** Start **

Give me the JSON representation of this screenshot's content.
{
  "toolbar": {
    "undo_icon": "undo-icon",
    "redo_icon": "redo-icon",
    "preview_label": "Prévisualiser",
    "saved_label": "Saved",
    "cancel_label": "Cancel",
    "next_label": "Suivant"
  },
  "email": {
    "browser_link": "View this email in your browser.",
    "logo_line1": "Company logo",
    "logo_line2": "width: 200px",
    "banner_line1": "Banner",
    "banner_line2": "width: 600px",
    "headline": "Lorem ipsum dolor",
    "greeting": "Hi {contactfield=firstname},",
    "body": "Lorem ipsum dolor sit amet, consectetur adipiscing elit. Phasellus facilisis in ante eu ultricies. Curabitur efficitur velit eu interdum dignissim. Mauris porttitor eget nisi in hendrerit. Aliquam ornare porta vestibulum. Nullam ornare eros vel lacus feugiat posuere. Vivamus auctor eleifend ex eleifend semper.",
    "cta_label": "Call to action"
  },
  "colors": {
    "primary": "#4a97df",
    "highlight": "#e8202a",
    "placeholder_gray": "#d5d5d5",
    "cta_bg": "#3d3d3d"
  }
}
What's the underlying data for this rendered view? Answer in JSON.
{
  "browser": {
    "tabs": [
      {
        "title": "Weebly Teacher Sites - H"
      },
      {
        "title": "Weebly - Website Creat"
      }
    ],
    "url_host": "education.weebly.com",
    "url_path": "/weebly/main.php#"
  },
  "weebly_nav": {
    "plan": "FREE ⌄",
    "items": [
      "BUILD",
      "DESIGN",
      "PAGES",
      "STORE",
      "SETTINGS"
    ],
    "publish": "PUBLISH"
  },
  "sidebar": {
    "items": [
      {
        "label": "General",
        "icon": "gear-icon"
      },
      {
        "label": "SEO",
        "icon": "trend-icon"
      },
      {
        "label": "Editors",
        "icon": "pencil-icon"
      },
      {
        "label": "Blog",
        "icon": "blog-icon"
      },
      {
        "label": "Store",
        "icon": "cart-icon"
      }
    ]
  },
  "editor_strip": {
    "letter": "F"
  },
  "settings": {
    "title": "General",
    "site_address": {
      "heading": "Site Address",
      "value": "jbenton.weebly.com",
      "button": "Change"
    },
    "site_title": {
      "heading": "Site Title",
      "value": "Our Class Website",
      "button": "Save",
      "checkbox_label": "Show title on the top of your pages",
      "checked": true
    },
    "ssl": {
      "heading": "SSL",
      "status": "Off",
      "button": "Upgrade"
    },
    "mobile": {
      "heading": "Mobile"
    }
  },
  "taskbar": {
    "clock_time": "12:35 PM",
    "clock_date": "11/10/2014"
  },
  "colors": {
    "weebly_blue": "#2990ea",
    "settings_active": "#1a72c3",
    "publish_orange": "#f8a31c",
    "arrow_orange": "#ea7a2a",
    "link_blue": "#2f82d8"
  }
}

** End **

Written request -
Please quote the data above in full, with no line missing.

Expected answer -
Give me the JSON representation of this screenshot's content.
{
  "toolbar": {
    "undo_icon": "undo-icon",
    "redo_icon": "redo-icon",
    "preview_label": "Prévisualiser",
    "saved_label": "Saved",
    "cancel_label": "Cancel",
    "next_label": "Suivant"
  },
  "email": {
    "browser_link": "View this email in your browser.",
    "logo_line1": "Company logo",
    "logo_line2": "width: 200px",
    "banner_line1": "Banner",
    "banner_line2": "width: 600px",
    "headline": "Lorem ipsum dolor",
    "greeting": "Hi {contactfield=firstname},",
    "body": "Lorem ipsum dolor sit amet, consectetur adipiscing elit. Phasellus facilisis in ante eu ultricies. Curabitur efficitur velit eu interdum dignissim. Mauris porttitor eget nisi in hendrerit. Aliquam ornare porta vestibulum. Nullam ornare eros vel lacus feugiat posuere. Vivamus auctor eleifend ex eleifend semper.",
    "cta_label": "Call to action"
  },
  "colors": {
    "primary": "#4a97df",
    "highlight": "#e8202a",
    "placeholder_gray": "#d5d5d5",
    "cta_bg": "#3d3d3d"
  }
}
What's the underlying data for this rendered view? Answer in JSON.
{
  "browser": {
    "tabs": [
      {
        "title": "Weebly Teacher Sites - H"
      },
      {
        "title": "Weebly - Website Creat"
      }
    ],
    "url_host": "education.weebly.com",
    "url_path": "/weebly/main.php#"
  },
  "weebly_nav": {
    "plan": "FREE ⌄",
    "items": [
      "BUILD",
      "DESIGN",
      "PAGES",
      "STORE",
      "SETTINGS"
    ],
    "publish": "PUBLISH"
  },
  "sidebar": {
    "items": [
      {
        "label": "General",
        "icon": "gear-icon"
      },
      {
        "label": "SEO",
        "icon": "trend-icon"
      },
      {
        "label": "Editors",
        "icon": "pencil-icon"
      },
      {
        "label": "Blog",
        "icon": "blog-icon"
      },
      {
        "label": "Store",
        "icon": "cart-icon"
      }
    ]
  },
  "editor_strip": {
    "letter": "F"
  },
  "settings": {
    "title": "General",
    "site_address": {
      "heading": "Site Address",
      "value": "jbenton.weebly.com",
      "button": "Change"
    },
    "site_title": {
      "heading": "Site Title",
      "value": "Our Class Website",
      "button": "Save",
      "checkbox_label": "Show title on the top of your pages",
      "checked": true
    },
    "ssl": {
      "heading": "SSL",
      "status": "Off",
      "button": "Upgrade"
    },
    "mobile": {
      "heading": "Mobile"
    }
  },
  "taskbar": {
    "clock_time": "12:35 PM",
    "clock_date": "11/10/2014"
  },
  "colors": {
    "weebly_blue": "#2990ea",
    "settings_active": "#1a72c3",
    "publish_orange": "#f8a31c",
    "arrow_orange": "#ea7a2a",
    "link_blue": "#2f82d8"
  }
}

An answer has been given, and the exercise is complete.